**Goal**
Give only the number of lines that include the string "Soubor".

**Collected data**
● ● ● ● ●

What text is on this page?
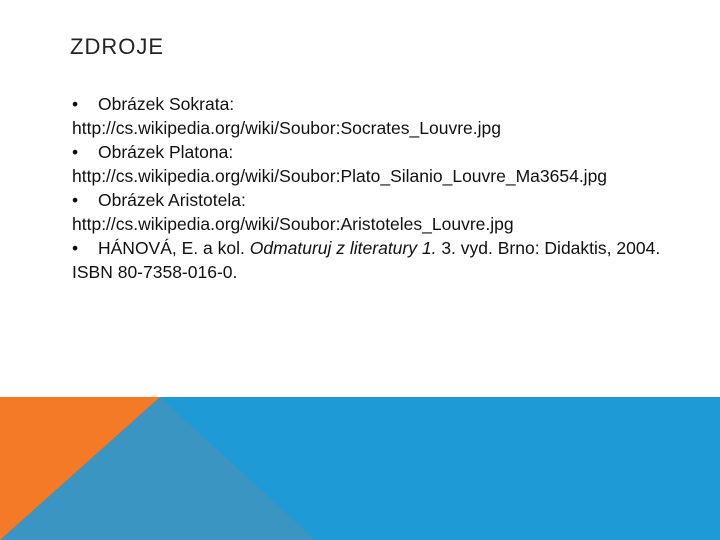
ZDROJE
• Obrázek Sokrata:
http://cs.wikipedia.org/wiki/Soubor:Socrates_Louvre.jpg
• Obrázek Platona:
http://cs.wikipedia.org/wiki/Soubor:Plato_Silanio_Louvre_Ma3654.jpg
• Obrázek Aristotela:
http://cs.wikipedia.org/wiki/Soubor:Aristoteles_Louvre.jpg
• HÁNOVÁ, E. a kol. Odmaturuj z literatury 1. 3. vyd. Brno: Didaktis, 2004. ISBN 80-7358-016-0.
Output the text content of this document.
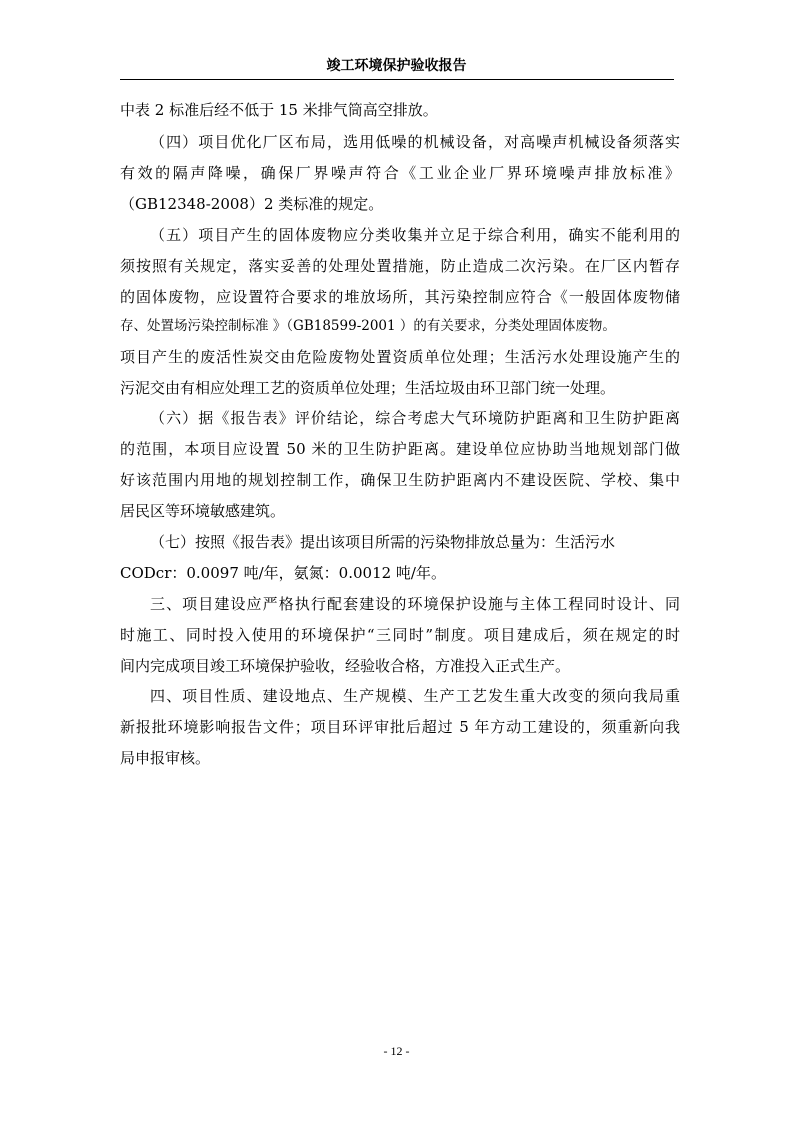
竣工环境保护验收报告
中表 2 标准后经不低于 15 米排气筒高空排放。
（四）项目优化厂区布局，选用低噪的机械设备，对高噪声机械设备须落实
有效的隔声降噪，确保厂界噪声符合《工业企业厂界环境噪声排放标准》
（GB12348-2008）2 类标准的规定。
（五）项目产生的固体废物应分类收集并立足于综合利用，确实不能利用的
须按照有关规定，落实妥善的处理处置措施，防止造成二次污染。在厂区内暂存
的固体废物，应设置符合要求的堆放场所，其污染控制应符合《一般固体废物储
存、处置场污染控制标准 》（GB18599-2001 ）的有关要求，分类处理固体废物。
项目产生的废活性炭交由危险废物处置资质单位处理；生活污水处理设施产生的
污泥交由有相应处理工艺的资质单位处理；生活垃圾由环卫部门统一处理。
（六）据《报告表》评价结论，综合考虑大气环境防护距离和卫生防护距离
的范围，本项目应设置 50 米的卫生防护距离。建设单位应协助当地规划部门做
好该范围内用地的规划控制工作，确保卫生防护距离内不建设医院、学校、集中
居民区等环境敏感建筑。
（七）按照《报告表》提出该项目所需的污染物排放总量为：生活污水
CODcr：0.0097 吨/年，氨氮：0.0012 吨/年。
三、项目建设应严格执行配套建设的环境保护设施与主体工程同时设计、同
时施工、同时投入使用的环境保护“三同时”制度。项目建成后，须在规定的时
间内完成项目竣工环境保护验收，经验收合格，方准投入正式生产。
四、项目性质、建设地点、生产规模、生产工艺发生重大改变的须向我局重
新报批环境影响报告文件；项目环评审批后超过 5 年方动工建设的，须重新向我
局申报审核。
- 12 -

● ● ● ● ●

**Answer to this problem**
3